What is expected:
Every line below should be repeated exactly.

Supplied records:
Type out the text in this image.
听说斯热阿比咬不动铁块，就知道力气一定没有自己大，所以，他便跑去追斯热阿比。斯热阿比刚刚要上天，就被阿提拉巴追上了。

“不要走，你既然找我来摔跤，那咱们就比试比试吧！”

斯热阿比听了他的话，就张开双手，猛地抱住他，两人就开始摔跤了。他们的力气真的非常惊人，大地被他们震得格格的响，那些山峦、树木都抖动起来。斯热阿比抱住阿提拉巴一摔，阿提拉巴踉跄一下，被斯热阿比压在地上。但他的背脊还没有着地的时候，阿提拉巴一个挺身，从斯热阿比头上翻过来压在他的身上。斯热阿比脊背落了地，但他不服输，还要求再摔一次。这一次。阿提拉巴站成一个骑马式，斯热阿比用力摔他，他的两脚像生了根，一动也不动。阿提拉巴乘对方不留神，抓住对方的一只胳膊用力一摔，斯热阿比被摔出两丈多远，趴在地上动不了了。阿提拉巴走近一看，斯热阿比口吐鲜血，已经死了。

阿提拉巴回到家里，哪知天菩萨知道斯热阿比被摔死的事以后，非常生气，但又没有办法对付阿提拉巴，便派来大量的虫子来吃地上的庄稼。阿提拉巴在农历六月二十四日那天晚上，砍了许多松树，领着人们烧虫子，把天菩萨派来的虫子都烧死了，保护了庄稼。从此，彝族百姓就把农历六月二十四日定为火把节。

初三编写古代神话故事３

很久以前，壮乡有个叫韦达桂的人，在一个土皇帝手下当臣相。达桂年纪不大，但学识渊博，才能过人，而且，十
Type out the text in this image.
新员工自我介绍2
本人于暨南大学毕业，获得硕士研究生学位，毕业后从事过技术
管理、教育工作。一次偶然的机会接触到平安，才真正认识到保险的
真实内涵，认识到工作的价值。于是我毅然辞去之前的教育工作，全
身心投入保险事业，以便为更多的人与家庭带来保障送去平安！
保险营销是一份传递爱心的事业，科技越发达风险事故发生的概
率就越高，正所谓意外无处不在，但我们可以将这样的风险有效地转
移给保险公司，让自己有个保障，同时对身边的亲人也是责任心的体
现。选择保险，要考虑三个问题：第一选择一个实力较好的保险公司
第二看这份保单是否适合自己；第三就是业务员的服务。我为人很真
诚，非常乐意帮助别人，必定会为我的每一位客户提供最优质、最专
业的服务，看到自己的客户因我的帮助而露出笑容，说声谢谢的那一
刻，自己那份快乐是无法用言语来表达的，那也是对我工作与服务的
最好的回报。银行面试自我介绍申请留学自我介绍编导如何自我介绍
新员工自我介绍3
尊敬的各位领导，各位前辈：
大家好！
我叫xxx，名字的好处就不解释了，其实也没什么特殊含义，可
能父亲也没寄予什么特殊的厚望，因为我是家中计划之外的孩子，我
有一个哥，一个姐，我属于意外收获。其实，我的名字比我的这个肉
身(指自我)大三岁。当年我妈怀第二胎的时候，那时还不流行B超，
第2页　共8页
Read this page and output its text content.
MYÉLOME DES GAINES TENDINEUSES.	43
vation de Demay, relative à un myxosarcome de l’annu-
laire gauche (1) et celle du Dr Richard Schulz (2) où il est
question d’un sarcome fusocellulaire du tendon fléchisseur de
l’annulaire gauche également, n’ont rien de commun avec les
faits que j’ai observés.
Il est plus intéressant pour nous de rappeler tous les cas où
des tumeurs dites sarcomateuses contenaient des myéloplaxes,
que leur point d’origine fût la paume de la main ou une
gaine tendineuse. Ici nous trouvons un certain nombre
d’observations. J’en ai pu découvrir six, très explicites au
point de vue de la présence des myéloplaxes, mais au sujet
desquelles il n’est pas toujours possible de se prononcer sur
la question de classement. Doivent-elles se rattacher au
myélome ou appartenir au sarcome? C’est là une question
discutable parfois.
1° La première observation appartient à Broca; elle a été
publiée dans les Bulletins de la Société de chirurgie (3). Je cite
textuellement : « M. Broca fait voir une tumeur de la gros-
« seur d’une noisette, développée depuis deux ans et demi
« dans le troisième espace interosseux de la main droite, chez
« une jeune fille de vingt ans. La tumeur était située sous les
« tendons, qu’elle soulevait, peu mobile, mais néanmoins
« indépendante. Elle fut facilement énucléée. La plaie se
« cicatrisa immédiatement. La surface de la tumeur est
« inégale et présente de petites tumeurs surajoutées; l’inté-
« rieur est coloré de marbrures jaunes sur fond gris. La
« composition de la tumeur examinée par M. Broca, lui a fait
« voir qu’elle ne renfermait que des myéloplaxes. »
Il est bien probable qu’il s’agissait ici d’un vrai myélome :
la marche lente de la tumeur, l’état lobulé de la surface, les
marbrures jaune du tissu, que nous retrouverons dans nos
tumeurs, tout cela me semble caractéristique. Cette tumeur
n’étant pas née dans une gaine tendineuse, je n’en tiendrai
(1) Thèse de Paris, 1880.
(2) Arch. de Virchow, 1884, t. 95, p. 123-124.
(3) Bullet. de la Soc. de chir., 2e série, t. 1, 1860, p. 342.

Full solution:
Type out the text in this image.
听说斯热阿比咬不动铁块，就知道力气一定没有自己大，所以，他便跑去追斯热阿比。斯热阿比刚刚要上天，就被阿提拉巴追上了。

“不要走，你既然找我来摔跤，那咱们就比试比试吧！”

斯热阿比听了他的话，就张开双手，猛地抱住他，两人就开始摔跤了。他们的力气真的非常惊人，大地被他们震得格格的响，那些山峦、树木都抖动起来。斯热阿比抱住阿提拉巴一摔，阿提拉巴踉跄一下，被斯热阿比压在地上。但他的背脊还没有着地的时候，阿提拉巴一个挺身，从斯热阿比头上翻过来压在他的身上。斯热阿比脊背落了地，但他不服输，还要求再摔一次。这一次。阿提拉巴站成一个骑马式，斯热阿比用力摔他，他的两脚像生了根，一动也不动。阿提拉巴乘对方不留神，抓住对方的一只胳膊用力一摔，斯热阿比被摔出两丈多远，趴在地上动不了了。阿提拉巴走近一看，斯热阿比口吐鲜血，已经死了。

阿提拉巴回到家里，哪知天菩萨知道斯热阿比被摔死的事以后，非常生气，但又没有办法对付阿提拉巴，便派来大量的虫子来吃地上的庄稼。阿提拉巴在农历六月二十四日那天晚上，砍了许多松树，领着人们烧虫子，把天菩萨派来的虫子都烧死了，保护了庄稼。从此，彝族百姓就把农历六月二十四日定为火把节。

初三编写古代神话故事３

很久以前，壮乡有个叫韦达桂的人，在一个土皇帝手下当臣相。达桂年纪不大，但学识渊博，才能过人，而且，十
Type out the text in this image.
新员工自我介绍2
本人于暨南大学毕业，获得硕士研究生学位，毕业后从事过技术
管理、教育工作。一次偶然的机会接触到平安，才真正认识到保险的
真实内涵，认识到工作的价值。于是我毅然辞去之前的教育工作，全
身心投入保险事业，以便为更多的人与家庭带来保障送去平安！
保险营销是一份传递爱心的事业，科技越发达风险事故发生的概
率就越高，正所谓意外无处不在，但我们可以将这样的风险有效地转
移给保险公司，让自己有个保障，同时对身边的亲人也是责任心的体
现。选择保险，要考虑三个问题：第一选择一个实力较好的保险公司
第二看这份保单是否适合自己；第三就是业务员的服务。我为人很真
诚，非常乐意帮助别人，必定会为我的每一位客户提供最优质、最专
业的服务，看到自己的客户因我的帮助而露出笑容，说声谢谢的那一
刻，自己那份快乐是无法用言语来表达的，那也是对我工作与服务的
最好的回报。银行面试自我介绍申请留学自我介绍编导如何自我介绍
新员工自我介绍3
尊敬的各位领导，各位前辈：
大家好！
我叫xxx，名字的好处就不解释了，其实也没什么特殊含义，可
能父亲也没寄予什么特殊的厚望，因为我是家中计划之外的孩子，我
有一个哥，一个姐，我属于意外收获。其实，我的名字比我的这个肉
身(指自我)大三岁。当年我妈怀第二胎的时候，那时还不流行B超，
第2页　共8页
Read this page and output its text content.
MYÉLOME DES GAINES TENDINEUSES.	43
vation de Demay, relative à un myxosarcome de l’annu-
laire gauche (1) et celle du Dr Richard Schulz (2) où il est
question d’un sarcome fusocellulaire du tendon fléchisseur de
l’annulaire gauche également, n’ont rien de commun avec les
faits que j’ai observés.
Il est plus intéressant pour nous de rappeler tous les cas où
des tumeurs dites sarcomateuses contenaient des myéloplaxes,
que leur point d’origine fût la paume de la main ou une
gaine tendineuse. Ici nous trouvons un certain nombre
d’observations. J’en ai pu découvrir six, très explicites au
point de vue de la présence des myéloplaxes, mais au sujet
desquelles il n’est pas toujours possible de se prononcer sur
la question de classement. Doivent-elles se rattacher au
myélome ou appartenir au sarcome? C’est là une question
discutable parfois.
1° La première observation appartient à Broca; elle a été
publiée dans les Bulletins de la Société de chirurgie (3). Je cite
textuellement : « M. Broca fait voir une tumeur de la gros-
« seur d’une noisette, développée depuis deux ans et demi
« dans le troisième espace interosseux de la main droite, chez
« une jeune fille de vingt ans. La tumeur était située sous les
« tendons, qu’elle soulevait, peu mobile, mais néanmoins
« indépendante. Elle fut facilement énucléée. La plaie se
« cicatrisa immédiatement. La surface de la tumeur est
« inégale et présente de petites tumeurs surajoutées; l’inté-
« rieur est coloré de marbrures jaunes sur fond gris. La
« composition de la tumeur examinée par M. Broca, lui a fait
« voir qu’elle ne renfermait que des myéloplaxes. »
Il est bien probable qu’il s’agissait ici d’un vrai myélome :
la marche lente de la tumeur, l’état lobulé de la surface, les
marbrures jaune du tissu, que nous retrouverons dans nos
tumeurs, tout cela me semble caractéristique. Cette tumeur
n’étant pas née dans une gaine tendineuse, je n’en tiendrai
(1) Thèse de Paris, 1880.
(2) Arch. de Virchow, 1884, t. 95, p. 123-124.
(3) Bullet. de la Soc. de chir., 2e série, t. 1, 1860, p. 342.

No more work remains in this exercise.